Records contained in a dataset
*****

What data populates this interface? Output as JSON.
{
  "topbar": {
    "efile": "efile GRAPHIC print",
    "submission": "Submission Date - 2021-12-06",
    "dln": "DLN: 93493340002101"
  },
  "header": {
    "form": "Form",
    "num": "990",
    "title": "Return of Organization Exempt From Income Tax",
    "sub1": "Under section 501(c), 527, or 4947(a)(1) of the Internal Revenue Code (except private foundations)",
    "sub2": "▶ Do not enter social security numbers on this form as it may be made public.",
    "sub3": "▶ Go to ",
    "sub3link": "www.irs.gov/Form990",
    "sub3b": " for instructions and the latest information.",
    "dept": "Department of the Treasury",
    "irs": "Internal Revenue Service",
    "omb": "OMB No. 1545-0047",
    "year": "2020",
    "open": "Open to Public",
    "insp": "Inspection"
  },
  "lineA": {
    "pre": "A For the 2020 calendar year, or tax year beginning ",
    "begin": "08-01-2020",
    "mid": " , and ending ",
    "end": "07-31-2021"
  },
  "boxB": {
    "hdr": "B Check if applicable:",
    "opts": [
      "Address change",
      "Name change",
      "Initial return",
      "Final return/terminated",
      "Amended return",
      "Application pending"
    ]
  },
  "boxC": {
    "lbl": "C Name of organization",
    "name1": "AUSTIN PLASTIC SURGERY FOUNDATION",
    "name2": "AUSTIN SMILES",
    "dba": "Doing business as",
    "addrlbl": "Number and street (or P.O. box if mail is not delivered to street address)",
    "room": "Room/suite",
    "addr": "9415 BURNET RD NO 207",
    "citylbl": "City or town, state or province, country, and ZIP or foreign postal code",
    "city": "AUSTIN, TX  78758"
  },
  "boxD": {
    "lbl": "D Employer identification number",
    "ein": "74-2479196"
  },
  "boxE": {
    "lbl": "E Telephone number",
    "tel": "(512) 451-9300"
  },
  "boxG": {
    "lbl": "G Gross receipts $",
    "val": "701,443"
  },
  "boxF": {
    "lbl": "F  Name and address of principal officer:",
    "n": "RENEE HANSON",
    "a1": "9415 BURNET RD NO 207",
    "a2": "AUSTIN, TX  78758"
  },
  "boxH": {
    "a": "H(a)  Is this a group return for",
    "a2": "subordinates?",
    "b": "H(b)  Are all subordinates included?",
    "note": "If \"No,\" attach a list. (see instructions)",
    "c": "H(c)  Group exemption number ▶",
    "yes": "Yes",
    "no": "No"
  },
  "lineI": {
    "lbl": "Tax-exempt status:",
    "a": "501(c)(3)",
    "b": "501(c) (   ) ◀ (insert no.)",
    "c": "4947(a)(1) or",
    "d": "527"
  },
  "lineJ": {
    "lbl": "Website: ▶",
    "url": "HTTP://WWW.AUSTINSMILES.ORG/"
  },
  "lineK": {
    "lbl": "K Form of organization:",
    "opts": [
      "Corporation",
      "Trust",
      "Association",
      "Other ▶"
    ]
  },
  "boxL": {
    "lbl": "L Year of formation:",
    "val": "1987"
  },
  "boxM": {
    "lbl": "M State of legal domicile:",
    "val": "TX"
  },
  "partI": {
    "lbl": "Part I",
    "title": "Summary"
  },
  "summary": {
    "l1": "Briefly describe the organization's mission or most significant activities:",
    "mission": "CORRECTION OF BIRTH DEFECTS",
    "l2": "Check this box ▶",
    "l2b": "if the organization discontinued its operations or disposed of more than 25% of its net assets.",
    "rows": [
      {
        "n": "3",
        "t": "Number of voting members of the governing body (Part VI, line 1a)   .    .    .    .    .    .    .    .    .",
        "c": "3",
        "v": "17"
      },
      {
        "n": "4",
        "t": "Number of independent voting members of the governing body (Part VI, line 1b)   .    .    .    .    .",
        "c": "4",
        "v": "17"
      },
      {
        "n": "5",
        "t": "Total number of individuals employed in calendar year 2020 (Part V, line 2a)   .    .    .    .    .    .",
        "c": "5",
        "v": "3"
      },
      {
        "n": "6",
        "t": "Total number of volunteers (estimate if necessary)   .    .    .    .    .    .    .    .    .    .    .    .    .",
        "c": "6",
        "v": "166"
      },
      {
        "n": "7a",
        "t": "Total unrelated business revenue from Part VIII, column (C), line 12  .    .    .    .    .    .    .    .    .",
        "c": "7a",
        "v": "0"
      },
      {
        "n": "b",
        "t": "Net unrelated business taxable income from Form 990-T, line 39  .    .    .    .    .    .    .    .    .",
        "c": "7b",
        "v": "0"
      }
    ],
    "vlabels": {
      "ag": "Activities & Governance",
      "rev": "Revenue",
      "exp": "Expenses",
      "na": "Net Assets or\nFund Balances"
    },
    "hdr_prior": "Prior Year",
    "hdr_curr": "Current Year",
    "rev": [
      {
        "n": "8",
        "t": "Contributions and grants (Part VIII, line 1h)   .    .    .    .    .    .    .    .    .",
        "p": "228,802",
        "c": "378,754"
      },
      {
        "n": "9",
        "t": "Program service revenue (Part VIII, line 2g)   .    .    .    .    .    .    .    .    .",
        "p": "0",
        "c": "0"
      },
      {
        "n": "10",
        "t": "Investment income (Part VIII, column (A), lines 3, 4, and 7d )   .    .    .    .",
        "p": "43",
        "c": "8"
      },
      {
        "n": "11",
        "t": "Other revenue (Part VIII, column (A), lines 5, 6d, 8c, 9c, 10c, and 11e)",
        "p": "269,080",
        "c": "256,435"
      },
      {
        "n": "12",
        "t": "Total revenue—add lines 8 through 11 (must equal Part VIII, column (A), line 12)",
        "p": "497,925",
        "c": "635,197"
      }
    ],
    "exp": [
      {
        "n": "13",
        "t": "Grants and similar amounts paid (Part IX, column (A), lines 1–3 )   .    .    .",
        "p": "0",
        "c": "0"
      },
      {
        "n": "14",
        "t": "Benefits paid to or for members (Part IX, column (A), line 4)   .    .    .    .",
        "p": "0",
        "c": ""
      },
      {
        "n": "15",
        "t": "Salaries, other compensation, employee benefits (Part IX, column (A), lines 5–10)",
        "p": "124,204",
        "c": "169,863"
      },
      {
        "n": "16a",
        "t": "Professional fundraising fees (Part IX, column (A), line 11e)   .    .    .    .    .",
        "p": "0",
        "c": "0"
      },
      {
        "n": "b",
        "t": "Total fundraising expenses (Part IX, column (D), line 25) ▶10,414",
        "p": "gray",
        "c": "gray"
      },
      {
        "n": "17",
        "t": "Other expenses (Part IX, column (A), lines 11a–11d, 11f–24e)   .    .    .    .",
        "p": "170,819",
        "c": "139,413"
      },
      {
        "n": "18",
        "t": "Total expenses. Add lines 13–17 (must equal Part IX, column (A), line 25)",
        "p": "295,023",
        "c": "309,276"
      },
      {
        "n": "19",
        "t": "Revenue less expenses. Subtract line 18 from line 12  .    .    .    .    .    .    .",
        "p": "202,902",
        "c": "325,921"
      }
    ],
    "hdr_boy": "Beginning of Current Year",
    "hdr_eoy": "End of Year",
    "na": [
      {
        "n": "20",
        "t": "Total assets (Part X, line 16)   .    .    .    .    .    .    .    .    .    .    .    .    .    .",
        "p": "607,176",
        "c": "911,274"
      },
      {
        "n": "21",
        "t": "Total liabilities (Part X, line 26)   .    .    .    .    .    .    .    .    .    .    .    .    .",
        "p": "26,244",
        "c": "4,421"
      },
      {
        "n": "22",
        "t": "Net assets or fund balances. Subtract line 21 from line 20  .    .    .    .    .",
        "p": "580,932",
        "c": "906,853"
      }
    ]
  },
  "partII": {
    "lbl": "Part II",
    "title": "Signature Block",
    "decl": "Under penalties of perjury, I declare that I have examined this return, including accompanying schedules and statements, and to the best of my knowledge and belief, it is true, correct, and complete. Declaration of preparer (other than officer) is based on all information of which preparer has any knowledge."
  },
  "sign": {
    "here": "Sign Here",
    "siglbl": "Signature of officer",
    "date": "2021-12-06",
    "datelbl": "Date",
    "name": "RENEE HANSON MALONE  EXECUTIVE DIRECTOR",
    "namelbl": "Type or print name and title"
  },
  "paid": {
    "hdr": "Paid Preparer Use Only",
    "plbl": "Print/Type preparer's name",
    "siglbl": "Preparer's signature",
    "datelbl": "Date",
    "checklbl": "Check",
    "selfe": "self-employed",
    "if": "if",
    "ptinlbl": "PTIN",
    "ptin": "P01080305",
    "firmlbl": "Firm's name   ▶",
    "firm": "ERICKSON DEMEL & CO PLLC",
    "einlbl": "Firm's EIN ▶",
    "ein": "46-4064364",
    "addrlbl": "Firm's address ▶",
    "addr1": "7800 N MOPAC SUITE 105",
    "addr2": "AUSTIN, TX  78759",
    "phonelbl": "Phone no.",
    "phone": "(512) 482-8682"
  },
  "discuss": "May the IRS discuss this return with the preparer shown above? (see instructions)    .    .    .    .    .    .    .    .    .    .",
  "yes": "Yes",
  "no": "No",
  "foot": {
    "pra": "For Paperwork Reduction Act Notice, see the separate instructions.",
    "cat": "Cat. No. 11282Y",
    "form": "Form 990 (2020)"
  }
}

*****

The required output is the number of lines containing the word "subordinates", and nothing besides.

2